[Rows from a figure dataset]
..........

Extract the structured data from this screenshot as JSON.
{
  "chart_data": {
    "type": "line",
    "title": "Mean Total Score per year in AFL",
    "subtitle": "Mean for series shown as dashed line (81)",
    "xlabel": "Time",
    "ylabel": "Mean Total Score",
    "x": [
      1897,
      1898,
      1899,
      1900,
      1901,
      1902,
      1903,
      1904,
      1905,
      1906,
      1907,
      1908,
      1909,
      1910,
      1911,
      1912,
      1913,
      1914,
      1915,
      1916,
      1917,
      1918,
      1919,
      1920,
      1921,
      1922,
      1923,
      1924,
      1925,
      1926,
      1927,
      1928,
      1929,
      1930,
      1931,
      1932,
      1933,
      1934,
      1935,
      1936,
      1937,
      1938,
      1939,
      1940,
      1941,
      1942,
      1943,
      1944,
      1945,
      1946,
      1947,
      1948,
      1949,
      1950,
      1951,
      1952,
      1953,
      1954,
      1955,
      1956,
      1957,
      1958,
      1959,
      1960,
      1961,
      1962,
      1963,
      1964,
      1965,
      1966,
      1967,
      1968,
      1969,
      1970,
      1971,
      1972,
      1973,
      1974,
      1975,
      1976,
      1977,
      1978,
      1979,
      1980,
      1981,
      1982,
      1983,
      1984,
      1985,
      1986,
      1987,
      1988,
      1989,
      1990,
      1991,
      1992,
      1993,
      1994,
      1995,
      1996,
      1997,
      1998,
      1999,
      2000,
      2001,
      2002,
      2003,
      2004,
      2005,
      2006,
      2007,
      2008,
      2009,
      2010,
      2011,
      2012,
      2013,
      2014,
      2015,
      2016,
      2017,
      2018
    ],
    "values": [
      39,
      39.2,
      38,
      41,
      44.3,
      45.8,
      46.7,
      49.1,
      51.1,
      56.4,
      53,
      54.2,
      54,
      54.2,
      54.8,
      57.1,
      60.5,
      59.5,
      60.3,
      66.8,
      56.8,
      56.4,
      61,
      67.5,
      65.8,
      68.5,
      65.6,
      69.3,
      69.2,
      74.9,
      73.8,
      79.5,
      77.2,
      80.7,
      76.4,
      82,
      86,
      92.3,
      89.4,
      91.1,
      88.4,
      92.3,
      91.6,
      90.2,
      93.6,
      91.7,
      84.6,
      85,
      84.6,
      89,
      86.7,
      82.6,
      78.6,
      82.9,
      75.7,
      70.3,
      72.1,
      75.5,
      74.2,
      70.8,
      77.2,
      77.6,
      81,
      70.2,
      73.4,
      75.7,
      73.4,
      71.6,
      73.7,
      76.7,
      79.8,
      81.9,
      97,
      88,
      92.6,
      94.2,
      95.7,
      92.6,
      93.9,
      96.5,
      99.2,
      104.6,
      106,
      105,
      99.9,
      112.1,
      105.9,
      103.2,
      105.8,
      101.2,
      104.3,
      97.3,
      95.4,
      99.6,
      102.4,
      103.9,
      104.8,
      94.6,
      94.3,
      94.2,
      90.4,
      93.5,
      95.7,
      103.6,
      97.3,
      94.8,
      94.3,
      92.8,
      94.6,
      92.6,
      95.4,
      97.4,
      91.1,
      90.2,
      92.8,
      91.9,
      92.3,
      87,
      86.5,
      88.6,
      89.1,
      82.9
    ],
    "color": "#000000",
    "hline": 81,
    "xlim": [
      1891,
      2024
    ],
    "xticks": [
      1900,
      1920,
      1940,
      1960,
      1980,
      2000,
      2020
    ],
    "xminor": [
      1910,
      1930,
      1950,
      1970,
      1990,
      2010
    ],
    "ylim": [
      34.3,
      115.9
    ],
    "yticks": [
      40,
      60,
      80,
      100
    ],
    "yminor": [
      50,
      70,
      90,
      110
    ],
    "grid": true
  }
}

..........

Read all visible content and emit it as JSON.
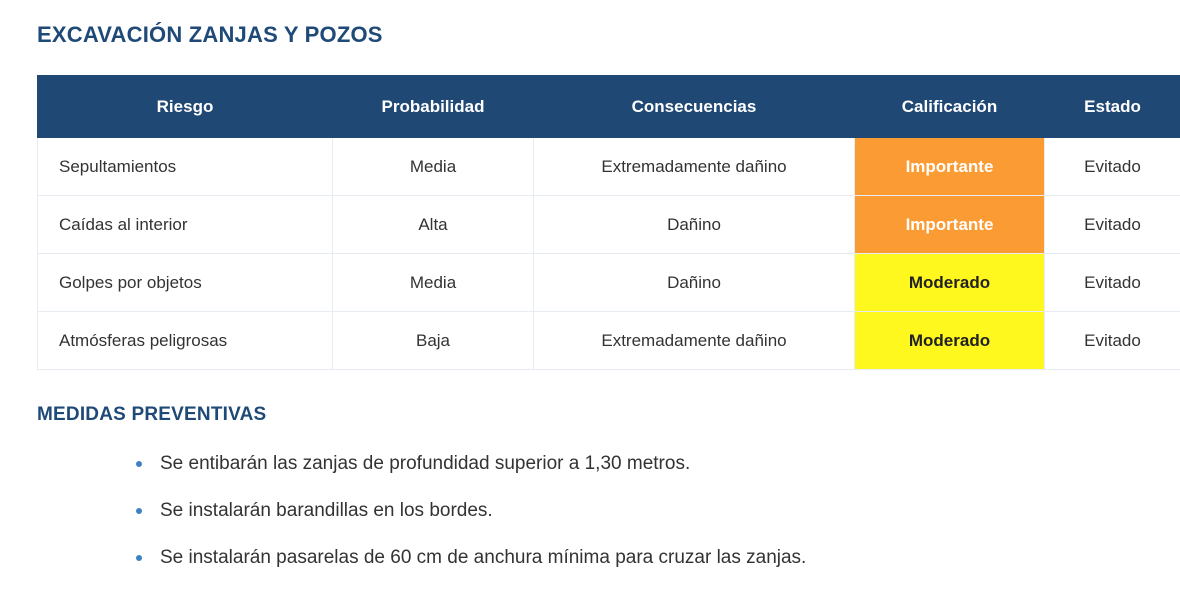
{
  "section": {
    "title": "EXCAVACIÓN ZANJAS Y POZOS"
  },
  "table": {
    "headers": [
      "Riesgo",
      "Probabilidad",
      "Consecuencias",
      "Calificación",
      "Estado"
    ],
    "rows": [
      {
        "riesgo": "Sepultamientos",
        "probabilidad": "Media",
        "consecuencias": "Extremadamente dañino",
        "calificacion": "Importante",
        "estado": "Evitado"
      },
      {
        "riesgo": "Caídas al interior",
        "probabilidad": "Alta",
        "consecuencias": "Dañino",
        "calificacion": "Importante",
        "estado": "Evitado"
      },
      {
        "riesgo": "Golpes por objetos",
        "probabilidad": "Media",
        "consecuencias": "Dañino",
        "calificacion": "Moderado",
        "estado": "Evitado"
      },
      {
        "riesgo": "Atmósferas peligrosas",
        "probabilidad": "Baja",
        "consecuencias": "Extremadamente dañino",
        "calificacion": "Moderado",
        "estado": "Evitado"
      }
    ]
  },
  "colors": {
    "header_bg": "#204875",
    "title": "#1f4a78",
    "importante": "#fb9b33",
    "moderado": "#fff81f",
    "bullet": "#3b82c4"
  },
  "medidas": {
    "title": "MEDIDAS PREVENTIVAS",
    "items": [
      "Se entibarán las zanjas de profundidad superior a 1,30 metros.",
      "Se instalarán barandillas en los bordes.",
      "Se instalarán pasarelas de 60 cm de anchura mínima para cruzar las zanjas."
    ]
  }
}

..........

**Given problem:**
Every line of the listing that holds "JSON" should be found and copied.

**Complete response:**
Extract the structured data from this screenshot as JSON.
Read all visible content and emit it as JSON.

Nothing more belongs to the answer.